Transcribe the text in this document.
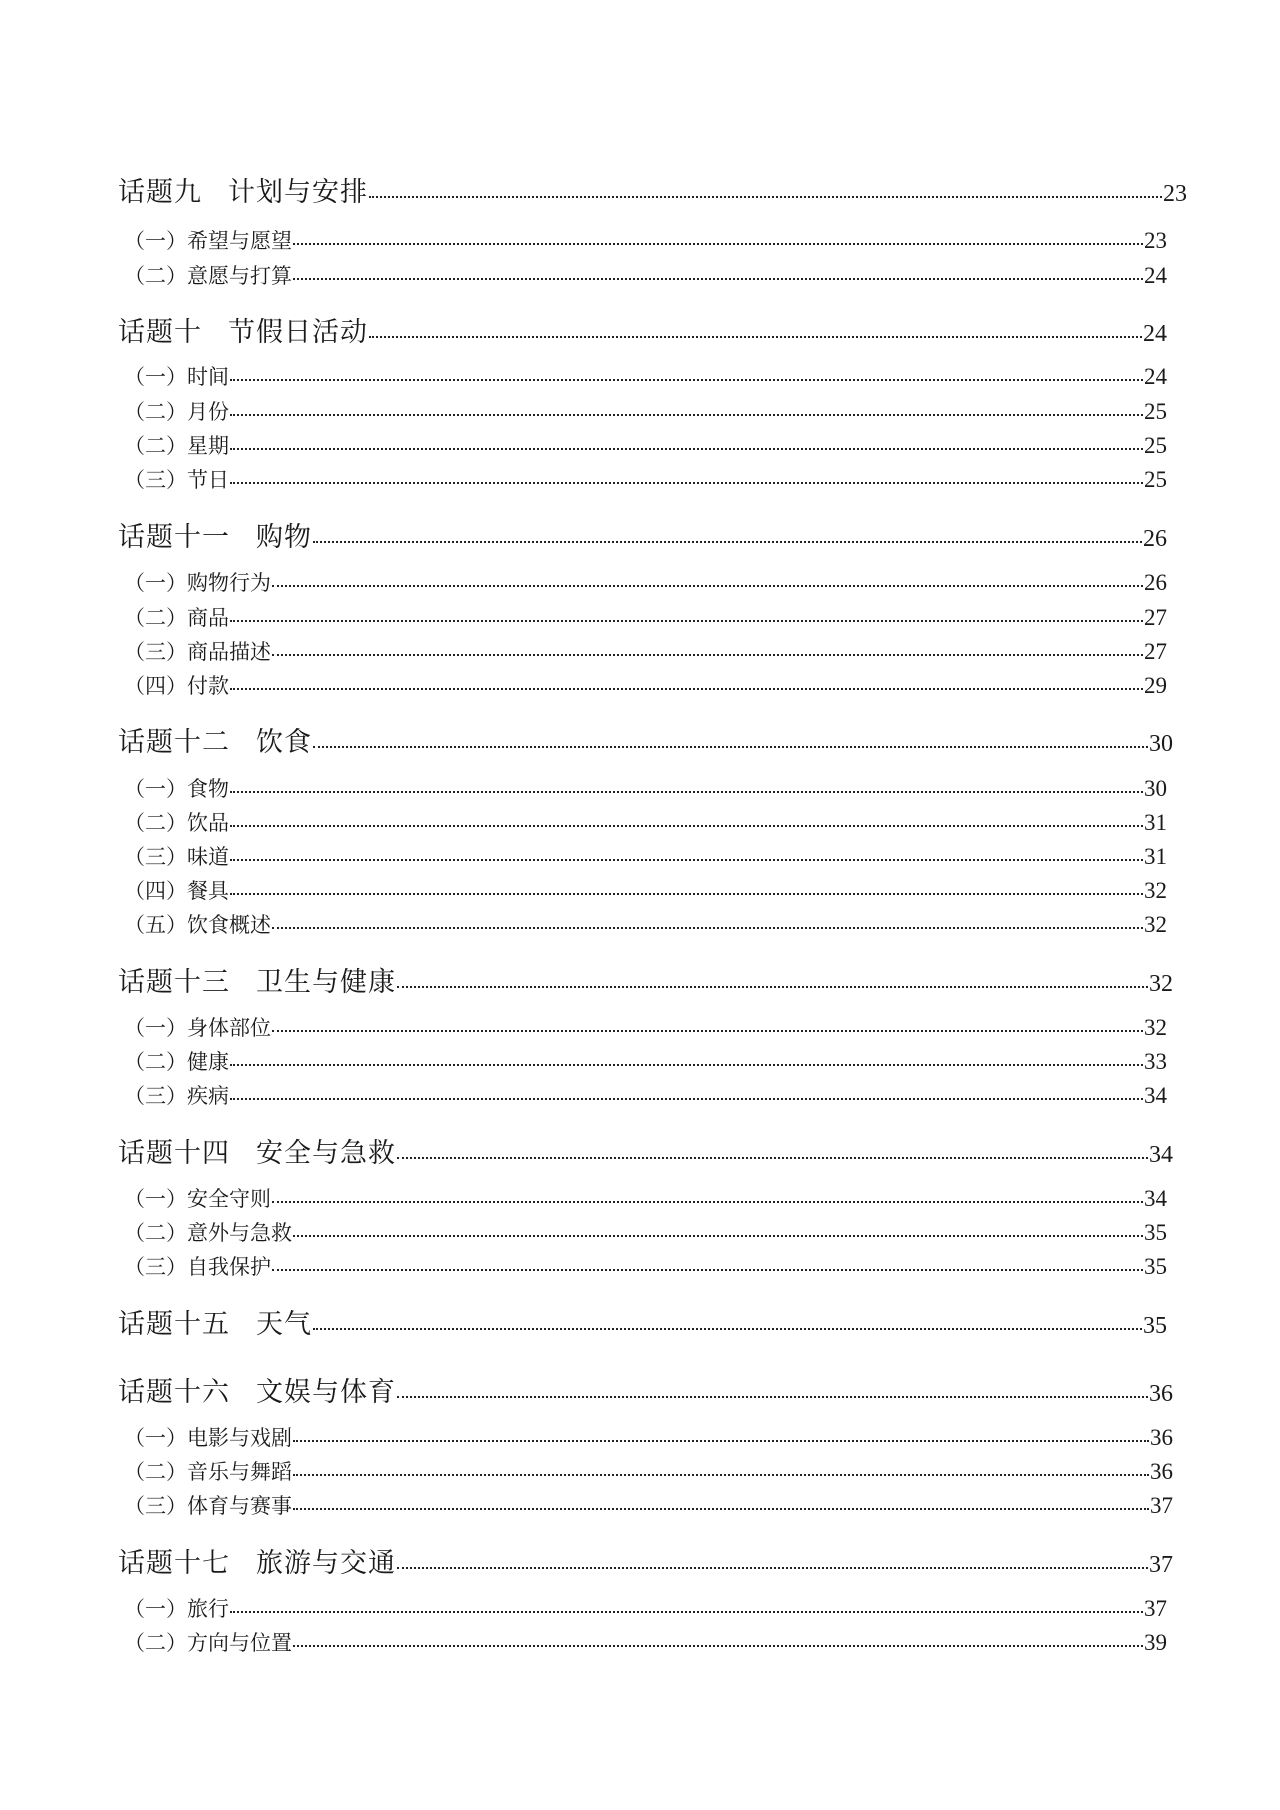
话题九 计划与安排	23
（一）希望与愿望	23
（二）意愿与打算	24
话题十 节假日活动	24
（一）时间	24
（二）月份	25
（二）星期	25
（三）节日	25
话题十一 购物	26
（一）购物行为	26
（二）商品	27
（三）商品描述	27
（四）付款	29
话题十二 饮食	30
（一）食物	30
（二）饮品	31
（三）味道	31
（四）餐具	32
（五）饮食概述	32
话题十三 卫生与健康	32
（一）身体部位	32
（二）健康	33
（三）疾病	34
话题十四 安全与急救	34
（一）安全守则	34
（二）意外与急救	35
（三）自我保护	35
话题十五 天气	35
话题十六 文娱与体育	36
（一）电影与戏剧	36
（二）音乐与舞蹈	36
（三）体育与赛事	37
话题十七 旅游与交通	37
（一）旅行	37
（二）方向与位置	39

:::

(Task goal):
Quote the full listing above word for word; exclude every picture from the copy.

(Task result):
Transcribe the text in this document.
话题九 计划与安排	23
（一）希望与愿望	23
（二）意愿与打算	24
话题十 节假日活动	24
（一）时间	24
（二）月份	25
（二）星期	25
（三）节日	25
话题十一 购物	26
（一）购物行为	26
（二）商品	27
（三）商品描述	27
（四）付款	29
话题十二 饮食	30
（一）食物	30
（二）饮品	31
（三）味道	31
（四）餐具	32
（五）饮食概述	32
话题十三 卫生与健康	32
（一）身体部位	32
（二）健康	33
（三）疾病	34
话题十四 安全与急救	34
（一）安全守则	34
（二）意外与急救	35
（三）自我保护	35
话题十五 天气	35
话题十六 文娱与体育	36
（一）电影与戏剧	36
（二）音乐与舞蹈	36
（三）体育与赛事	37
话题十七 旅游与交通	37
（一）旅行	37
（二）方向与位置	39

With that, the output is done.